WHAT YOU WILL DO. Within the material below, find each line bearing the word "name" and present it.

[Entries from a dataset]

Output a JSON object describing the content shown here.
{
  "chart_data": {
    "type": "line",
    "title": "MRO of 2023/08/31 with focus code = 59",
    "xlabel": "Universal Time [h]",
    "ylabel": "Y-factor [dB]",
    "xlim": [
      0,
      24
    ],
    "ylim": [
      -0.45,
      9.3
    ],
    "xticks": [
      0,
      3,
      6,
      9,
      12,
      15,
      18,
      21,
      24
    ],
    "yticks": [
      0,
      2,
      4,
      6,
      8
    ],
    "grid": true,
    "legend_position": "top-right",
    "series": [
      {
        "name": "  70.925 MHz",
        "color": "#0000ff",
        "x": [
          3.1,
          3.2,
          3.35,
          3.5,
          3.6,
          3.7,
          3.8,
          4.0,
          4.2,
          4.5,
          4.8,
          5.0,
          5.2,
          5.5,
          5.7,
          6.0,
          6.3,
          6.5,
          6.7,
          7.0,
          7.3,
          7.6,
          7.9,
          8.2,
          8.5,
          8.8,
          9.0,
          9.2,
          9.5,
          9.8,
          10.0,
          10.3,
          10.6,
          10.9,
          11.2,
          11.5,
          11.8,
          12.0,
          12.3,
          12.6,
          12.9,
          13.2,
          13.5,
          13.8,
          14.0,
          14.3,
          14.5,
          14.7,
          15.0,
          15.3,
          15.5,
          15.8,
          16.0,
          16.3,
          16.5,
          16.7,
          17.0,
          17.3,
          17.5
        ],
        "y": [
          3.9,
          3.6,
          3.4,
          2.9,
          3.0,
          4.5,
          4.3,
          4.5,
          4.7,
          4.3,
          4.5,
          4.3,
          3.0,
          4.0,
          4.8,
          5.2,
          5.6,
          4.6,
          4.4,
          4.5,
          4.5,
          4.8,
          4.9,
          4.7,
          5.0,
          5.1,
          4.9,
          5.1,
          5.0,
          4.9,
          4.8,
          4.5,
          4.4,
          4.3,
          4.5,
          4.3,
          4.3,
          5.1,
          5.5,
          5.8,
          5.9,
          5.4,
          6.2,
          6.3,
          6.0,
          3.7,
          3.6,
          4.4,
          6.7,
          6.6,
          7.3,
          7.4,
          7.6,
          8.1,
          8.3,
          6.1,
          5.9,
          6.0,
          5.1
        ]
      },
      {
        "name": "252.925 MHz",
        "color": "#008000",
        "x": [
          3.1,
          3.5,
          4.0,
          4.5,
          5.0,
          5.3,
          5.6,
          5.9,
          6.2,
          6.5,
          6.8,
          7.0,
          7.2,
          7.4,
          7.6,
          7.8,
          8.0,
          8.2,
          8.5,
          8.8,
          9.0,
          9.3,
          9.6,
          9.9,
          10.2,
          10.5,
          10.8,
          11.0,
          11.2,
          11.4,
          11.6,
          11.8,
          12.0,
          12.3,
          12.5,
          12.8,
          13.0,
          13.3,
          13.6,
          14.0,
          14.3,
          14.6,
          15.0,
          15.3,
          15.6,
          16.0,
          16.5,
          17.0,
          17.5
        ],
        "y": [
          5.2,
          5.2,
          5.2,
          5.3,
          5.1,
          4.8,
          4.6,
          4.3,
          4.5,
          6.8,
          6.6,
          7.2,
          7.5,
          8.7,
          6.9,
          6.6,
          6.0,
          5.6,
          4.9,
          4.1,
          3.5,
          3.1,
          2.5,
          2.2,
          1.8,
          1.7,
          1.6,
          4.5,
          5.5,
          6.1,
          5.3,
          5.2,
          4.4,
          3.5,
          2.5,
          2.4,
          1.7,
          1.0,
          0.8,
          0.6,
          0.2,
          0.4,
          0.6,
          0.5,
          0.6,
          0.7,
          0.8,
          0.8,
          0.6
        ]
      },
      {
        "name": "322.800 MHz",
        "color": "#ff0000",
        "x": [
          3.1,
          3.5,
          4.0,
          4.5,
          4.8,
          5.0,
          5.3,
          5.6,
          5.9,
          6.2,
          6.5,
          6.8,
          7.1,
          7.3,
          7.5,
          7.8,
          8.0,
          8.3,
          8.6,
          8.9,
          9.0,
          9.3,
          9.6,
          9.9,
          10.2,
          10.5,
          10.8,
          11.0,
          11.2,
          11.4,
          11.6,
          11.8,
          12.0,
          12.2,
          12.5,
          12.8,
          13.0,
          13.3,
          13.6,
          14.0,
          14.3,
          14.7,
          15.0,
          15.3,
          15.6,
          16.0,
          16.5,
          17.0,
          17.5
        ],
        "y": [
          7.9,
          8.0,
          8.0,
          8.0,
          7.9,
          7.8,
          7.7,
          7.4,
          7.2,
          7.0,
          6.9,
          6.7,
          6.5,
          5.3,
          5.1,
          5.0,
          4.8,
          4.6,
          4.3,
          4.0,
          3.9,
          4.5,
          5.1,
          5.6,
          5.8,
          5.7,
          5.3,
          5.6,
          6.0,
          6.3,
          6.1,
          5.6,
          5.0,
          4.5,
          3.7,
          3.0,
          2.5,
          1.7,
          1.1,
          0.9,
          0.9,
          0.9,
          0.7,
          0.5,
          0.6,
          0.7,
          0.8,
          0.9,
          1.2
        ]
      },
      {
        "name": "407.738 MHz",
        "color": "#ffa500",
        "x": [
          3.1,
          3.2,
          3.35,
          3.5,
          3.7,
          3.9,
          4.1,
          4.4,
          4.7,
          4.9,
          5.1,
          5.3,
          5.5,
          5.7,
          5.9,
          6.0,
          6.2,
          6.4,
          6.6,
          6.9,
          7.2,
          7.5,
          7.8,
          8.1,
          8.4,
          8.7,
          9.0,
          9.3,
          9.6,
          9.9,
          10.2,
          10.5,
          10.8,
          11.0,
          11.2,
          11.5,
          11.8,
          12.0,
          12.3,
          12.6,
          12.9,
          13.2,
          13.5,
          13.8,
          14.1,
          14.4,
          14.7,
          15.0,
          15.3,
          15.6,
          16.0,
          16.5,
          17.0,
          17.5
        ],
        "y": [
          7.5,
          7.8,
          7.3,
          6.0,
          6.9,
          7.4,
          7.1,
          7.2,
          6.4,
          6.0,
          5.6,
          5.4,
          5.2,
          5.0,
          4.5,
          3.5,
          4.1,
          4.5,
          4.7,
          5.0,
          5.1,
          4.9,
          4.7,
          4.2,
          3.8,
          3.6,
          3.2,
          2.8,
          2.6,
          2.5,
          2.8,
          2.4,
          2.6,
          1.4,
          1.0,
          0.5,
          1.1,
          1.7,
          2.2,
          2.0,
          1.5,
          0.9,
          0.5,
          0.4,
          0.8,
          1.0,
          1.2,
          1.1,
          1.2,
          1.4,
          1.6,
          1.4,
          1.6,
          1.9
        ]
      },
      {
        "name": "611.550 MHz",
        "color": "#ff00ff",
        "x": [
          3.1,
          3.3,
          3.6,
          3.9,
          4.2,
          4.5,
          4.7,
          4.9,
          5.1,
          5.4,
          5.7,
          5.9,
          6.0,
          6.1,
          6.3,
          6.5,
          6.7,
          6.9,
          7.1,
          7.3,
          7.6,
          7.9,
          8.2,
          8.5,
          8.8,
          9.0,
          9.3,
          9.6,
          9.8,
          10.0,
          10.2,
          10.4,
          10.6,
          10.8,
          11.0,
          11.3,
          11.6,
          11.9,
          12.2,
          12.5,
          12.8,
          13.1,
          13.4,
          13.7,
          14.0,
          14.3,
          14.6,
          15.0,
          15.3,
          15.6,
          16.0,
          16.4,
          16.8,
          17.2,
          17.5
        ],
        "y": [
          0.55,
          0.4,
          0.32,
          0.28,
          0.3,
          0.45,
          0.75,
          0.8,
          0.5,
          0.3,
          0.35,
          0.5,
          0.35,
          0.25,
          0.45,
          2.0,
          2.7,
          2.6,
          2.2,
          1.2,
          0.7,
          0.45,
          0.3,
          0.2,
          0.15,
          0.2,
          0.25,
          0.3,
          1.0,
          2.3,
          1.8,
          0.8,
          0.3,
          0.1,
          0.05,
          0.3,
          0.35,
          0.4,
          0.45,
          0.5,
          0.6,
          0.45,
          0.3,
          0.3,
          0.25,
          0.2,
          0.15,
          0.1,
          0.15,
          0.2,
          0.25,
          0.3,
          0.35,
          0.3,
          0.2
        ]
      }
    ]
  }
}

TASK SOLUTION.
        "name": "  70.925 MHz",
        "name": "252.925 MHz",
        "name": "322.800 MHz",
        "name": "407.738 MHz",
        "name": "611.550 MHz",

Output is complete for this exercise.